Your goal ▸ Identify and pull out each line of the entries in which "Über" occurs.

Provided records ▸
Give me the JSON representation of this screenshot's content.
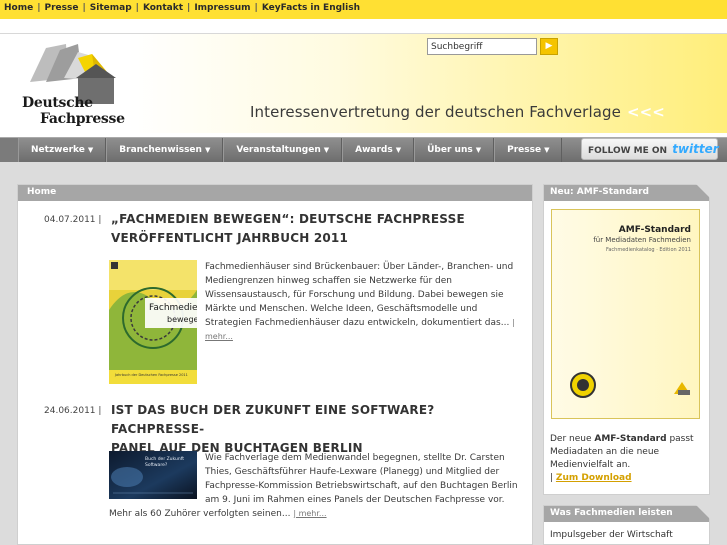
{
  "topnav": {
    "items": [
      "Home",
      "Presse",
      "Sitemap",
      "Kontakt",
      "Impressum",
      "KeyFacts in English"
    ]
  },
  "header": {
    "logo_line1": "Deutsche",
    "logo_line2": "Fachpresse",
    "tagline": "Interessenvertretung der deutschen Fachverlage",
    "tagline_arrows": "<<<",
    "search_value": "Suchbegriff"
  },
  "mainnav": {
    "items": [
      "Netzwerke",
      "Branchenwissen",
      "Veranstaltungen",
      "Awards",
      "Über uns",
      "Presse"
    ],
    "follow_label": "FOLLOW ME ON",
    "follow_brand": "twitter"
  },
  "content": {
    "breadcrumb": "Home",
    "articles": [
      {
        "date": "04.07.2011 |",
        "title_l1": "„FACHMEDIEN BEWEGEN“: DEUTSCHE FACHPRESSE",
        "title_l2": "VERÖFFENTLICHT JAHRBUCH 2011",
        "body": "Fachmedienhäuser sind Brückenbauer: Über Länder-, Branchen- und Mediengrenzen hinweg schaffen sie Netzwerke für den Wissensaustausch, für Forschung und Bildung. Dabei bewegen sie Märkte und Menschen. Welche Ideen, Geschäftsmodelle und Strategien Fachmedienhäuser dazu entwickeln, dokumentiert das...",
        "more": "| mehr...",
        "thumb_title_l1": "Fachmedien",
        "thumb_title_l2": "bewegen",
        "thumb_caption": "Jahrbuch der Deutschen Fachpresse 2011"
      },
      {
        "date": "24.06.2011 |",
        "title_l1": "IST DAS BUCH DER ZUKUNFT EINE SOFTWARE? FACHPRESSE-",
        "title_l2": "PANEL AUF DEN BUCHTAGEN BERLIN",
        "body_l1": "Wie Fachverlage dem Medienwandel begegnen, stellte Dr. Carsten",
        "body_l2": "Thies, Geschäftsführer Haufe-Lexware (Planegg) und Mitglied der",
        "body_l3": "Fachpresse-Kommission Betriebswirtschaft, auf den Buchtagen Berlin",
        "body_l4": "am 9. Juni im Rahmen eines Panels der Deutschen Fachpresse vor.",
        "body_l5": "Mehr als 60 Zuhörer verfolgten seinen...",
        "more": "| mehr...",
        "thumb_title": "Buch der Zukunft Software?"
      }
    ]
  },
  "sidebar": {
    "box1_title": "Neu: AMF-Standard",
    "cover_title": "AMF-Standard",
    "cover_sub": "für Mediadaten Fachmedien",
    "cover_small": "Fachmedienkatalog · Edition 2011",
    "text_pre": "Der neue ",
    "text_bold": "AMF-Standard",
    "text_post": " passt Mediadaten an die neue Medienvielfalt an.",
    "link_sep": "|",
    "link_label": "Zum Download",
    "box2_title": "Was Fachmedien leisten",
    "box2_text": "Impulsgeber der Wirtschaft"
  },
  "colors": {
    "accent_yellow": "#ffe033",
    "nav_grey": "#7b7b7b",
    "panel_head_grey": "#a6a6a6",
    "twitter_blue": "#33aaff"
  }
}
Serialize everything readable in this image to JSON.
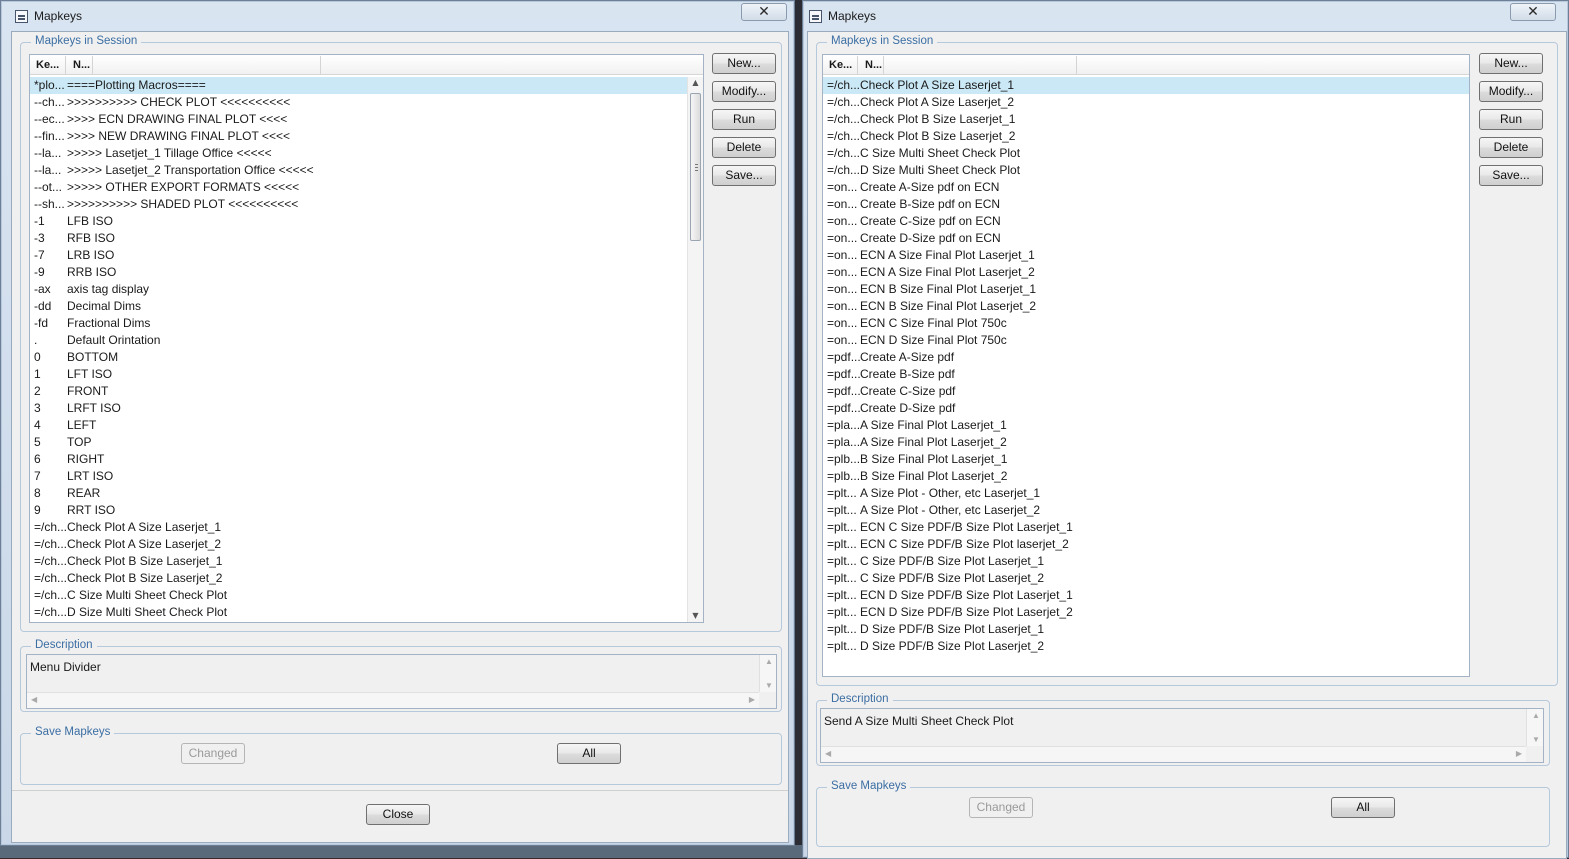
{
  "left_window": {
    "title": "Mapkeys",
    "close_glyph": "✕",
    "group_label": "Mapkeys in Session",
    "columns": [
      "Ke...",
      "N..."
    ],
    "selected_index": 0,
    "rows": [
      {
        "key": "*plo...",
        "name": "====Plotting Macros===="
      },
      {
        "key": "--ch...",
        "name": ">>>>>>>>>> CHECK PLOT <<<<<<<<<<"
      },
      {
        "key": "--ec...",
        "name": ">>>> ECN DRAWING FINAL PLOT <<<<"
      },
      {
        "key": "--fin...",
        "name": ">>>> NEW DRAWING FINAL PLOT <<<<"
      },
      {
        "key": "--la...",
        "name": ">>>>> Lasetjet_1 Tillage Office <<<<<"
      },
      {
        "key": "--la...",
        "name": ">>>>> Lasetjet_2 Transportation Office <<<<<"
      },
      {
        "key": "--ot...",
        "name": ">>>>> OTHER EXPORT FORMATS <<<<<"
      },
      {
        "key": "--sh...",
        "name": ">>>>>>>>>> SHADED PLOT <<<<<<<<<<"
      },
      {
        "key": "-1",
        "name": "LFB ISO"
      },
      {
        "key": "-3",
        "name": "RFB ISO"
      },
      {
        "key": "-7",
        "name": "LRB ISO"
      },
      {
        "key": "-9",
        "name": "RRB ISO"
      },
      {
        "key": "-ax",
        "name": "axis tag display"
      },
      {
        "key": "-dd",
        "name": "Decimal Dims"
      },
      {
        "key": "-fd",
        "name": "Fractional Dims"
      },
      {
        "key": ".",
        "name": "Default Orintation"
      },
      {
        "key": "0",
        "name": "BOTTOM"
      },
      {
        "key": "1",
        "name": "LFT ISO"
      },
      {
        "key": "2",
        "name": "FRONT"
      },
      {
        "key": "3",
        "name": "LRFT ISO"
      },
      {
        "key": "4",
        "name": "LEFT"
      },
      {
        "key": "5",
        "name": "TOP"
      },
      {
        "key": "6",
        "name": "RIGHT"
      },
      {
        "key": "7",
        "name": "LRT ISO"
      },
      {
        "key": "8",
        "name": "REAR"
      },
      {
        "key": "9",
        "name": "RRT ISO"
      },
      {
        "key": "=/ch...",
        "name": "Check Plot A Size Laserjet_1"
      },
      {
        "key": "=/ch...",
        "name": "Check Plot A Size Laserjet_2"
      },
      {
        "key": "=/ch...",
        "name": "Check Plot B Size Laserjet_1"
      },
      {
        "key": "=/ch...",
        "name": "Check Plot B Size Laserjet_2"
      },
      {
        "key": "=/ch...",
        "name": "C Size Multi Sheet Check Plot"
      },
      {
        "key": "=/ch...",
        "name": "D Size Multi Sheet Check Plot"
      }
    ],
    "buttons": {
      "new": "New...",
      "modify": "Modify...",
      "run": "Run",
      "delete": "Delete",
      "save": "Save..."
    },
    "description_label": "Description",
    "description_text": "Menu Divider",
    "save_label": "Save Mapkeys",
    "changed_label": "Changed",
    "all_label": "All",
    "close_label": "Close"
  },
  "right_window": {
    "title": "Mapkeys",
    "close_glyph": "✕",
    "group_label": "Mapkeys in Session",
    "columns": [
      "Ke...",
      "N..."
    ],
    "selected_index": 0,
    "rows": [
      {
        "key": "=/ch...",
        "name": "Check Plot A Size Laserjet_1"
      },
      {
        "key": "=/ch...",
        "name": "Check Plot A Size Laserjet_2"
      },
      {
        "key": "=/ch...",
        "name": "Check Plot B Size Laserjet_1"
      },
      {
        "key": "=/ch...",
        "name": "Check Plot B Size Laserjet_2"
      },
      {
        "key": "=/ch...",
        "name": "C Size Multi Sheet Check Plot"
      },
      {
        "key": "=/ch...",
        "name": "D Size Multi Sheet Check Plot"
      },
      {
        "key": "=on...",
        "name": "Create A-Size pdf on ECN"
      },
      {
        "key": "=on...",
        "name": "Create B-Size pdf on ECN"
      },
      {
        "key": "=on...",
        "name": "Create C-Size pdf on ECN"
      },
      {
        "key": "=on...",
        "name": "Create D-Size pdf on ECN"
      },
      {
        "key": "=on...",
        "name": "ECN A Size Final Plot Laserjet_1"
      },
      {
        "key": "=on...",
        "name": "ECN A Size Final Plot Laserjet_2"
      },
      {
        "key": "=on...",
        "name": "ECN B Size Final Plot Laserjet_1"
      },
      {
        "key": "=on...",
        "name": "ECN B Size Final Plot Laserjet_2"
      },
      {
        "key": "=on...",
        "name": "ECN C Size Final Plot 750c"
      },
      {
        "key": "=on...",
        "name": "ECN D Size Final Plot 750c"
      },
      {
        "key": "=pdf...",
        "name": "Create A-Size pdf"
      },
      {
        "key": "=pdf...",
        "name": "Create B-Size pdf"
      },
      {
        "key": "=pdf...",
        "name": "Create C-Size pdf"
      },
      {
        "key": "=pdf...",
        "name": "Create D-Size pdf"
      },
      {
        "key": "=pla...",
        "name": "A Size Final Plot Laserjet_1"
      },
      {
        "key": "=pla...",
        "name": "A Size Final Plot Laserjet_2"
      },
      {
        "key": "=plb...",
        "name": "B Size Final Plot Laserjet_1"
      },
      {
        "key": "=plb...",
        "name": "B Size Final Plot Laserjet_2"
      },
      {
        "key": "=plt...",
        "name": "A Size Plot - Other, etc Laserjet_1"
      },
      {
        "key": "=plt...",
        "name": "A Size Plot - Other, etc Laserjet_2"
      },
      {
        "key": "=plt...",
        "name": "ECN C Size PDF/B Size Plot Laserjet_1"
      },
      {
        "key": "=plt...",
        "name": "ECN C Size PDF/B Size Plot laserjet_2"
      },
      {
        "key": "=plt...",
        "name": "C Size PDF/B Size Plot Laserjet_1"
      },
      {
        "key": "=plt...",
        "name": "C Size PDF/B Size Plot Laserjet_2"
      },
      {
        "key": "=plt...",
        "name": "ECN D Size PDF/B Size Plot Laserjet_1"
      },
      {
        "key": "=plt...",
        "name": "ECN D Size PDF/B Size Plot Laserjet_2"
      },
      {
        "key": "=plt...",
        "name": "D Size PDF/B Size Plot Laserjet_1"
      },
      {
        "key": "=plt...",
        "name": "D Size PDF/B Size Plot Laserjet_2"
      }
    ],
    "buttons": {
      "new": "New...",
      "modify": "Modify...",
      "run": "Run",
      "delete": "Delete",
      "save": "Save..."
    },
    "description_label": "Description",
    "description_text": "Send A Size Multi Sheet Check Plot",
    "save_label": "Save Mapkeys",
    "changed_label": "Changed",
    "all_label": "All"
  }
}
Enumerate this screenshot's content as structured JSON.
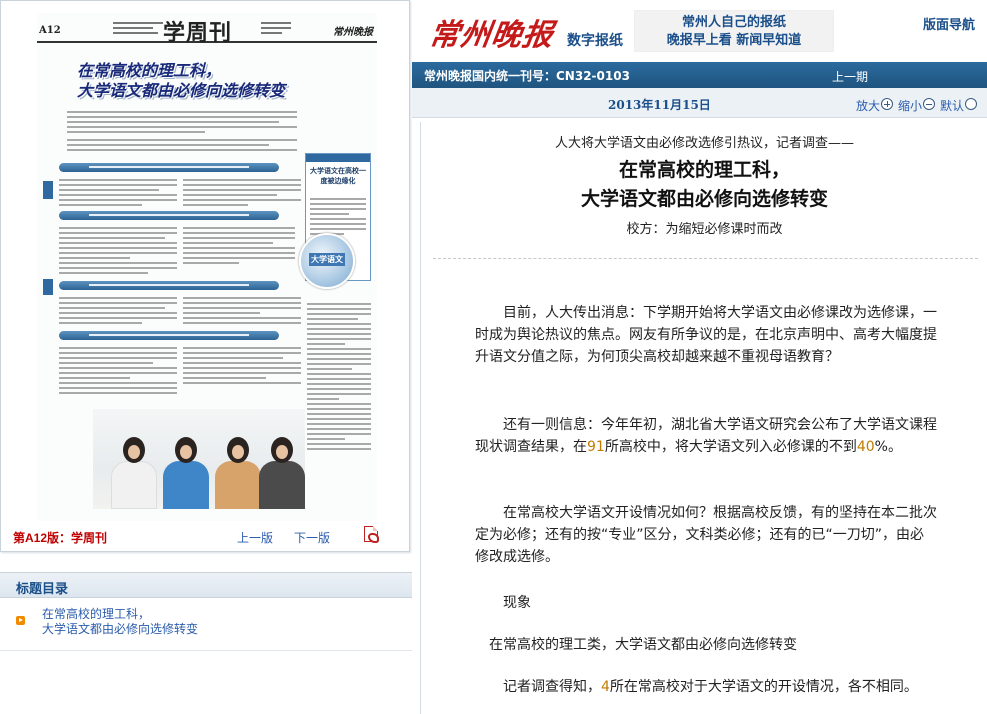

Solution for this exercise ▸
      "Über uns",
        "body": "Fachmedienhäuser sind Brückenbauer: Über Länder-, Branchen- und Mediengrenzen hinweg schaffen sie Netzwerke für den Wissensaustausch, für Forschung und Bildung. Dabei bewegen sie Märkte und Menschen. Welche Ideen, Geschäftsmodelle und Strategien Fachmedienhäuser dazu entwickeln, dokumentiert das...",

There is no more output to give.